-- begin --
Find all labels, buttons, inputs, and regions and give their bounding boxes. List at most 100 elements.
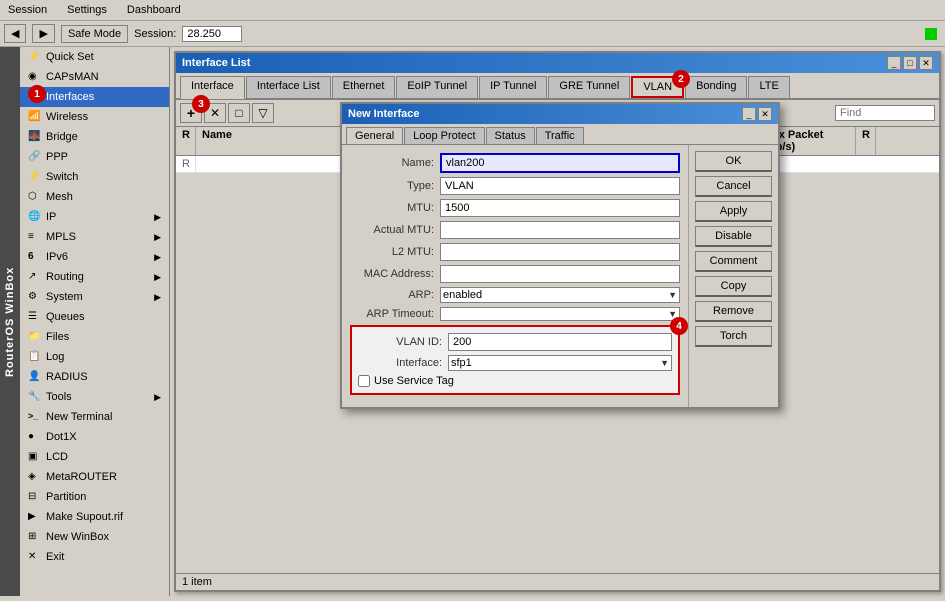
sidebar-label-switch: Switch — [46, 171, 78, 183]
sidebar-label-system: System — [46, 291, 83, 303]
tab-eoip-tunnel[interactable]: EoIP Tunnel — [396, 76, 478, 98]
safe-mode-button[interactable]: Safe Mode — [61, 25, 128, 43]
mpls-icon — [28, 230, 42, 244]
type-input — [440, 177, 680, 195]
remove-button[interactable]: Remove — [695, 301, 772, 322]
tab-ethernet[interactable]: Ethernet — [332, 76, 396, 98]
interface-select[interactable]: sfp1 ▼ — [448, 355, 672, 371]
sidebar-item-new-terminal[interactable]: New Terminal — [20, 407, 169, 427]
copy-button[interactable]: Copy — [695, 276, 772, 297]
ppp-icon — [28, 150, 42, 164]
qs-icon — [28, 50, 42, 64]
system-arrow-icon: ▶ — [154, 292, 161, 303]
sidebar-item-bridge[interactable]: Bridge — [20, 127, 169, 147]
menu-dashboard[interactable]: Dashboard — [123, 2, 185, 18]
vlan-section: 4 VLAN ID: Interface: sfp1 ▼ — [350, 325, 680, 395]
sidebar-item-ip[interactable]: IP ▶ — [20, 207, 169, 227]
sidebar-label-partition: Partition — [46, 491, 86, 503]
find-input[interactable] — [835, 105, 935, 121]
sidebar-item-interfaces[interactable]: Interfaces 1 — [20, 87, 169, 107]
filter-button[interactable]: ▽ — [252, 103, 274, 123]
routing-icon — [28, 270, 42, 284]
form-row-arp-timeout: ARP Timeout: ▼ — [350, 307, 680, 321]
window-minimize-button[interactable]: _ — [887, 56, 901, 70]
dialog-tab-status[interactable]: Status — [486, 127, 535, 144]
mpls-arrow-icon: ▶ — [154, 232, 161, 243]
sidebar-item-metarouter[interactable]: MetaROUTER — [20, 467, 169, 487]
name-input[interactable] — [440, 153, 680, 173]
menu-session[interactable]: Session — [4, 2, 51, 18]
sidebar-item-wireless[interactable]: Wireless — [20, 107, 169, 127]
sidebar-item-system[interactable]: System ▶ — [20, 287, 169, 307]
sidebar-item-dot1x[interactable]: Dot1X — [20, 427, 169, 447]
menu-settings[interactable]: Settings — [63, 2, 111, 18]
sidebar-item-mpls[interactable]: MPLS ▶ — [20, 227, 169, 247]
sidebar-item-partition[interactable]: Partition — [20, 487, 169, 507]
sidebar-item-ipv6[interactable]: IPv6 ▶ — [20, 247, 169, 267]
sidebar-item-switch[interactable]: Switch — [20, 167, 169, 187]
session-input[interactable] — [182, 26, 242, 42]
sidebar-item-make-supout[interactable]: Make Supout.rif — [20, 507, 169, 527]
form-row-arp: ARP: enabled ▼ — [350, 287, 680, 303]
wireless-icon — [28, 110, 42, 124]
dialog-tab-traffic[interactable]: Traffic — [536, 127, 584, 144]
dialog-minimize-button[interactable]: _ — [742, 107, 756, 121]
arp-select[interactable]: enabled ▼ — [440, 287, 680, 303]
dialog-controls: _ ✕ — [742, 107, 772, 121]
sidebar-item-capsman[interactable]: CAPsMAN — [20, 67, 169, 87]
dialog-tab-general[interactable]: General — [346, 127, 403, 144]
tab-gre-tunnel[interactable]: GRE Tunnel — [548, 76, 630, 98]
arp-timeout-select[interactable]: ▼ — [440, 307, 680, 321]
use-service-tag-checkbox[interactable] — [358, 375, 370, 387]
tab-lte[interactable]: LTE — [748, 76, 789, 98]
dialog-close-button[interactable]: ✕ — [758, 107, 772, 121]
cancel-button[interactable]: Cancel — [695, 176, 772, 197]
sidebar-item-log[interactable]: Log — [20, 347, 169, 367]
sidebar-item-quick-set[interactable]: Quick Set — [20, 47, 169, 67]
sidebar-item-mesh[interactable]: Mesh — [20, 187, 169, 207]
badge-2: 2 — [672, 70, 690, 88]
form-row-vlan-id: VLAN ID: — [358, 333, 672, 351]
dialog-tab-loop-protect[interactable]: Loop Protect — [404, 127, 484, 144]
tab-bar: Interface Interface List Ethernet EoIP T… — [176, 73, 939, 100]
sidebar-item-radius[interactable]: RADIUS — [20, 367, 169, 387]
tab-interface-list[interactable]: Interface List — [246, 76, 331, 98]
form-row-interface: Interface: sfp1 ▼ — [358, 355, 672, 371]
tab-ip-tunnel[interactable]: IP Tunnel — [479, 76, 547, 98]
type-label: Type: — [350, 180, 440, 192]
sidebar-item-routing[interactable]: Routing ▶ — [20, 267, 169, 287]
sidebar-label-tools: Tools — [46, 391, 72, 403]
tab-vlan[interactable]: VLAN 2 — [631, 76, 684, 98]
sidebar-item-lcd[interactable]: LCD — [20, 447, 169, 467]
sidebar-label-wireless: Wireless — [46, 111, 88, 123]
tab-bonding[interactable]: Bonding — [685, 76, 747, 98]
back-button[interactable]: ◀ — [4, 24, 26, 43]
comment-button[interactable]: Comment — [695, 251, 772, 272]
sidebar-label-files: Files — [46, 331, 69, 343]
mac-input[interactable] — [440, 265, 680, 283]
mtu-input[interactable] — [440, 199, 680, 217]
tab-interface[interactable]: Interface — [180, 76, 245, 99]
actual-mtu-input — [440, 221, 680, 239]
disable-button[interactable]: Disable — [695, 226, 772, 247]
forward-button[interactable]: ▶ — [32, 24, 54, 43]
sidebar-item-new-winbox[interactable]: New WinBox — [20, 527, 169, 547]
apply-button[interactable]: Apply — [695, 201, 772, 222]
ok-button[interactable]: OK — [695, 151, 772, 172]
copy-list-button[interactable]: □ — [228, 103, 250, 123]
dialog-buttons: OK Cancel Apply Disable Comment Copy Rem… — [688, 145, 778, 407]
window-maximize-button[interactable]: □ — [903, 56, 917, 70]
sidebar-label-metarouter: MetaROUTER — [46, 471, 117, 483]
sidebar-item-tools[interactable]: Tools ▶ — [20, 387, 169, 407]
use-service-tag-row: Use Service Tag — [358, 375, 672, 387]
vlan-id-input[interactable] — [448, 333, 672, 351]
mac-label: MAC Address: — [350, 268, 440, 280]
sidebar-item-exit[interactable]: Exit — [20, 547, 169, 567]
sidebar-item-queues[interactable]: Queues — [20, 307, 169, 327]
window-close-button[interactable]: ✕ — [919, 56, 933, 70]
tools-arrow-icon: ▶ — [154, 392, 161, 403]
torch-button[interactable]: Torch — [695, 326, 772, 347]
sidebar-item-files[interactable]: Files — [20, 327, 169, 347]
sidebar-item-ppp[interactable]: PPP — [20, 147, 169, 167]
dot1x-icon — [28, 430, 42, 444]
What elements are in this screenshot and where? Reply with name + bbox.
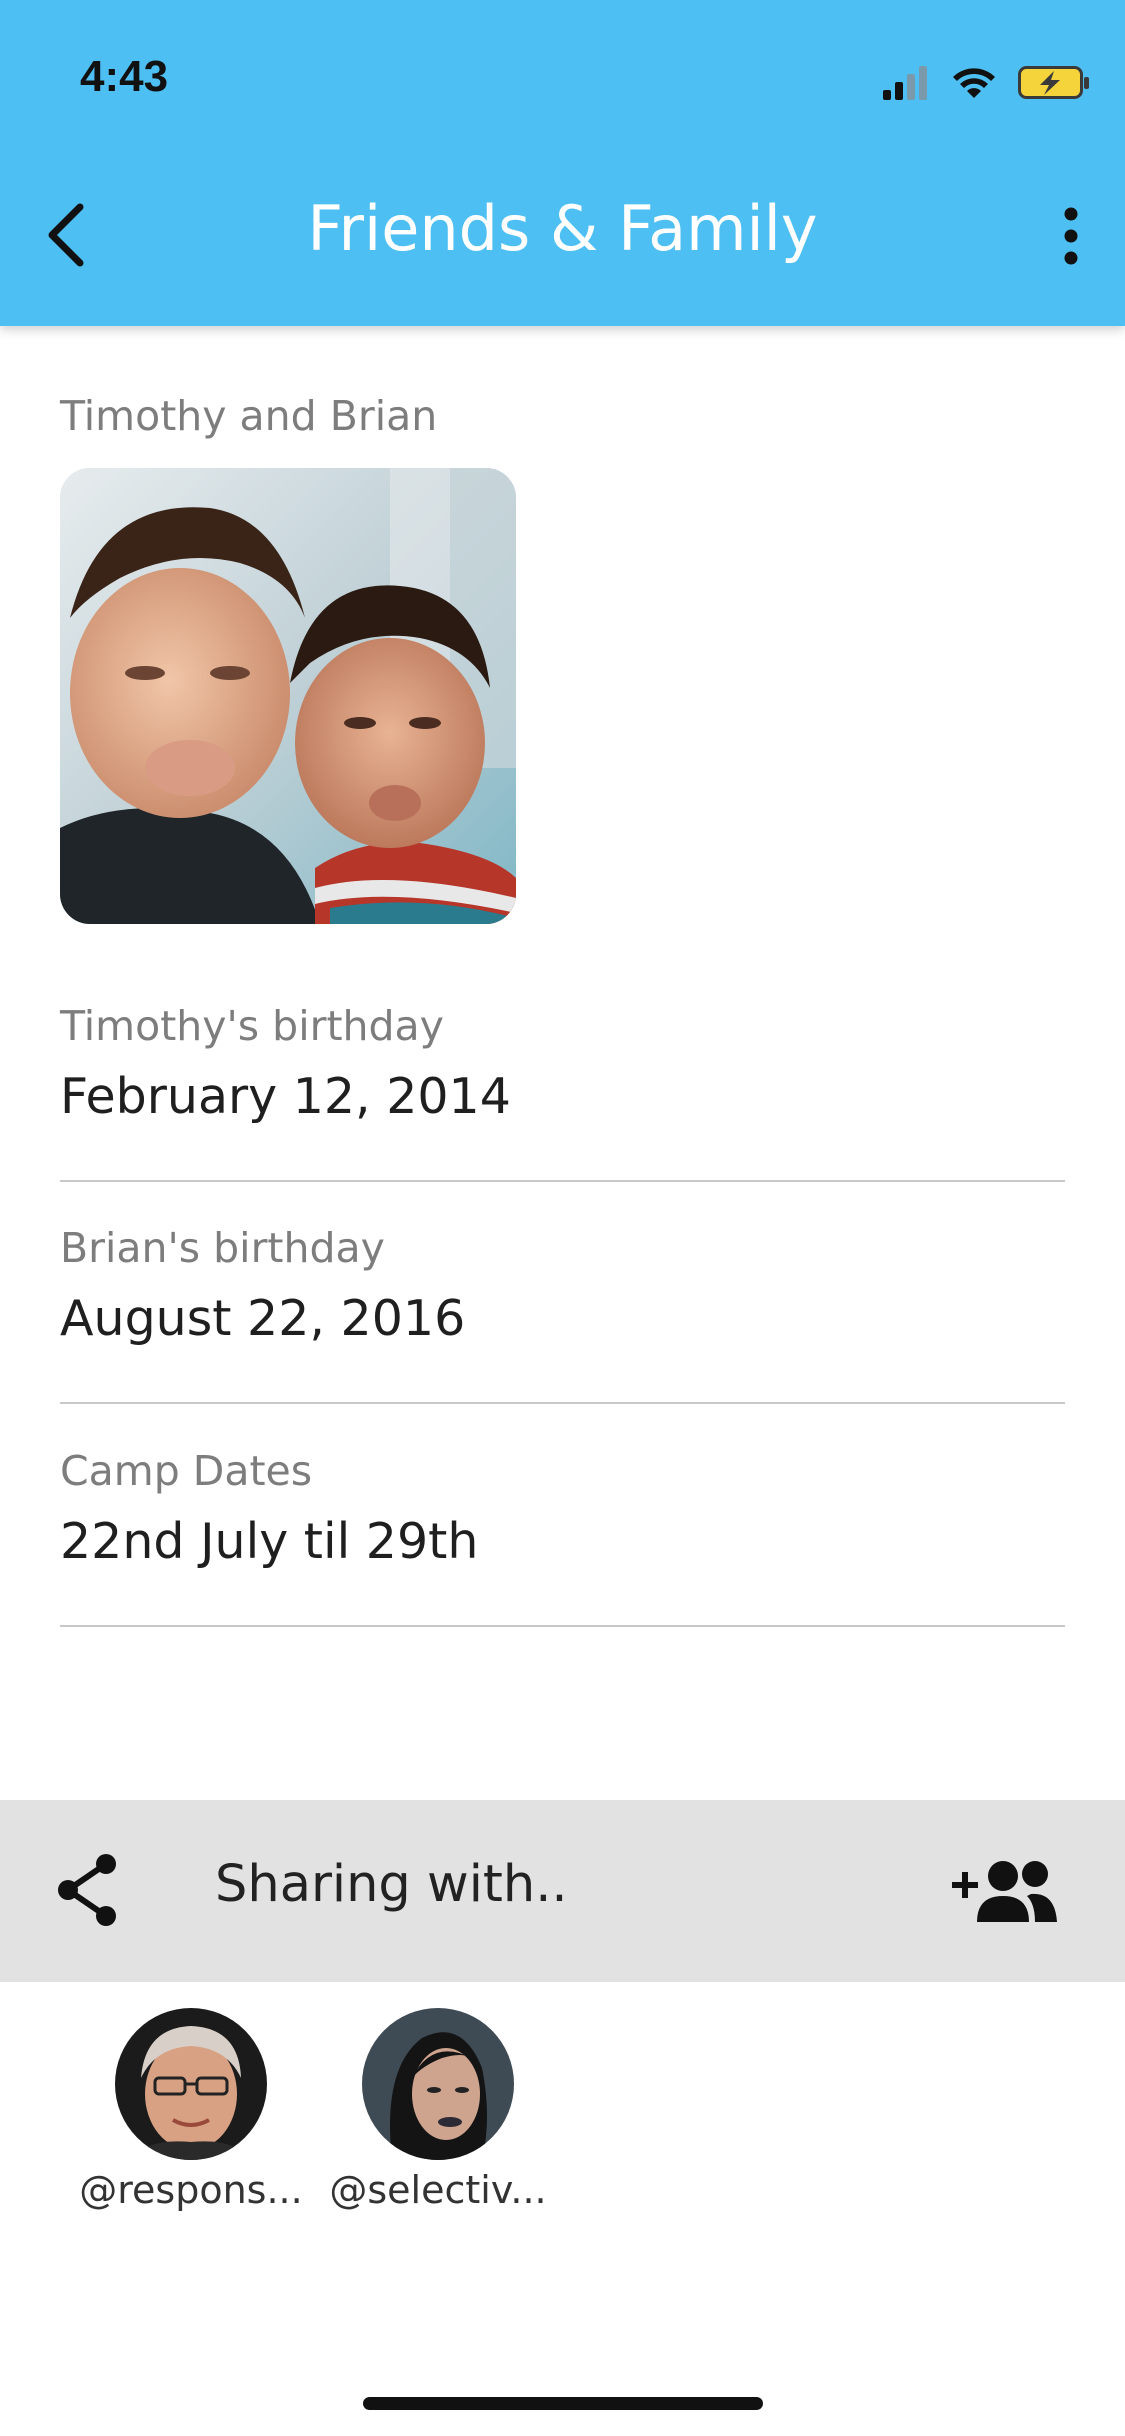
-- end --
Aim of the exercise »
Rewrite the lines above with every "elements" changed to "items" and nothing else altered. Leave the pictures out.

Answer for this exercise »
Find all labels, buttons, inputs, and regions and give their bounding boxes. List at most 100 items.
sidebar-label-switch: Switch — [46, 171, 78, 183]
sidebar-label-system: System — [46, 291, 83, 303]
tab-eoip-tunnel[interactable]: EoIP Tunnel — [396, 76, 478, 98]
safe-mode-button[interactable]: Safe Mode — [61, 25, 128, 43]
mpls-icon — [28, 230, 42, 244]
type-input — [440, 177, 680, 195]
remove-button[interactable]: Remove — [695, 301, 772, 322]
tab-ethernet[interactable]: Ethernet — [332, 76, 396, 98]
interface-select[interactable]: sfp1 ▼ — [448, 355, 672, 371]
sidebar-item-new-terminal[interactable]: New Terminal — [20, 407, 169, 427]
copy-button[interactable]: Copy — [695, 276, 772, 297]
ppp-icon — [28, 150, 42, 164]
qs-icon — [28, 50, 42, 64]
system-arrow-icon: ▶ — [154, 292, 161, 303]
sidebar-item-bridge[interactable]: Bridge — [20, 127, 169, 147]
menu-dashboard[interactable]: Dashboard — [123, 2, 185, 18]
vlan-section: 4 VLAN ID: Interface: sfp1 ▼ — [350, 325, 680, 395]
sidebar-item-ip[interactable]: IP ▶ — [20, 207, 169, 227]
sidebar-label-partition: Partition — [46, 491, 86, 503]
find-input[interactable] — [835, 105, 935, 121]
sidebar-item-interfaces[interactable]: Interfaces 1 — [20, 87, 169, 107]
filter-button[interactable]: ▽ — [252, 103, 274, 123]
routing-icon — [28, 270, 42, 284]
form-row-arp-timeout: ARP Timeout: ▼ — [350, 307, 680, 321]
window-minimize-button[interactable]: _ — [887, 56, 901, 70]
dialog-tab-status[interactable]: Status — [486, 127, 535, 144]
mpls-arrow-icon: ▶ — [154, 232, 161, 243]
sidebar-item-metarouter[interactable]: MetaROUTER — [20, 467, 169, 487]
name-input[interactable] — [440, 153, 680, 173]
menu-session[interactable]: Session — [4, 2, 51, 18]
sidebar-item-wireless[interactable]: Wireless — [20, 107, 169, 127]
sidebar-item-system[interactable]: System ▶ — [20, 287, 169, 307]
sidebar-item-dot1x[interactable]: Dot1X — [20, 427, 169, 447]
menu-settings[interactable]: Settings — [63, 2, 111, 18]
sidebar-item-mpls[interactable]: MPLS ▶ — [20, 227, 169, 247]
sidebar-item-partition[interactable]: Partition — [20, 487, 169, 507]
sidebar-item-ipv6[interactable]: IPv6 ▶ — [20, 247, 169, 267]
sidebar-item-switch[interactable]: Switch — [20, 167, 169, 187]
session-input[interactable] — [182, 26, 242, 42]
sidebar-item-make-supout[interactable]: Make Supout.rif — [20, 507, 169, 527]
form-row-arp: ARP: enabled ▼ — [350, 287, 680, 303]
wireless-icon — [28, 110, 42, 124]
dialog-tab-traffic[interactable]: Traffic — [536, 127, 584, 144]
dialog-minimize-button[interactable]: _ — [742, 107, 756, 121]
arp-select[interactable]: enabled ▼ — [440, 287, 680, 303]
dialog-controls: _ ✕ — [742, 107, 772, 121]
sidebar-item-capsman[interactable]: CAPsMAN — [20, 67, 169, 87]
dialog-tab-general[interactable]: General — [346, 127, 403, 144]
tab-gre-tunnel[interactable]: GRE Tunnel — [548, 76, 630, 98]
arp-timeout-select[interactable]: ▼ — [440, 307, 680, 321]
use-service-tag-checkbox[interactable] — [358, 375, 370, 387]
tab-lte[interactable]: LTE — [748, 76, 789, 98]
dialog-close-button[interactable]: ✕ — [758, 107, 772, 121]
cancel-button[interactable]: Cancel — [695, 176, 772, 197]
sidebar-item-log[interactable]: Log — [20, 347, 169, 367]
sidebar-item-quick-set[interactable]: Quick Set — [20, 47, 169, 67]
sidebar-item-mesh[interactable]: Mesh — [20, 187, 169, 207]
badge-2: 2 — [672, 70, 690, 88]
form-row-vlan-id: VLAN ID: — [358, 333, 672, 351]
dialog-tab-loop-protect[interactable]: Loop Protect — [404, 127, 484, 144]
tab-bar: Interface Interface List Ethernet EoIP T… — [176, 73, 939, 100]
sidebar-item-radius[interactable]: RADIUS — [20, 367, 169, 387]
tab-interface-list[interactable]: Interface List — [246, 76, 331, 98]
form-row-interface: Interface: sfp1 ▼ — [358, 355, 672, 371]
tab-ip-tunnel[interactable]: IP Tunnel — [479, 76, 547, 98]
type-label: Type: — [350, 180, 440, 192]
sidebar-item-routing[interactable]: Routing ▶ — [20, 267, 169, 287]
sidebar-label-tools: Tools — [46, 391, 72, 403]
tab-vlan[interactable]: VLAN 2 — [631, 76, 684, 98]
sidebar-item-lcd[interactable]: LCD — [20, 447, 169, 467]
sidebar-label-wireless: Wireless — [46, 111, 88, 123]
tab-bonding[interactable]: Bonding — [685, 76, 747, 98]
back-button[interactable]: ◀ — [4, 24, 26, 43]
comment-button[interactable]: Comment — [695, 251, 772, 272]
sidebar-label-files: Files — [46, 331, 69, 343]
mac-input[interactable] — [440, 265, 680, 283]
mtu-input[interactable] — [440, 199, 680, 217]
tab-interface[interactable]: Interface — [180, 76, 245, 99]
actual-mtu-input — [440, 221, 680, 239]
disable-button[interactable]: Disable — [695, 226, 772, 247]
forward-button[interactable]: ▶ — [32, 24, 54, 43]
sidebar-item-new-winbox[interactable]: New WinBox — [20, 527, 169, 547]
apply-button[interactable]: Apply — [695, 201, 772, 222]
ok-button[interactable]: OK — [695, 151, 772, 172]
copy-list-button[interactable]: □ — [228, 103, 250, 123]
dialog-buttons: OK Cancel Apply Disable Comment Copy Rem… — [688, 145, 778, 407]
window-maximize-button[interactable]: □ — [903, 56, 917, 70]
sidebar-label-metarouter: MetaROUTER — [46, 471, 117, 483]
sidebar-item-tools[interactable]: Tools ▶ — [20, 387, 169, 407]
use-service-tag-row: Use Service Tag — [358, 375, 672, 387]
vlan-id-input[interactable] — [448, 333, 672, 351]
mac-label: MAC Address: — [350, 268, 440, 280]
sidebar-item-exit[interactable]: Exit — [20, 547, 169, 567]
sidebar-item-queues[interactable]: Queues — [20, 307, 169, 327]
window-close-button[interactable]: ✕ — [919, 56, 933, 70]
tools-arrow-icon: ▶ — [154, 392, 161, 403]
torch-button[interactable]: Torch — [695, 326, 772, 347]
sidebar-item-files[interactable]: Files — [20, 327, 169, 347]
sidebar-item-ppp[interactable]: PPP — [20, 147, 169, 167]
dot1x-icon — [28, 430, 42, 444]
What items are in this screenshot and where? Reply with name + bbox.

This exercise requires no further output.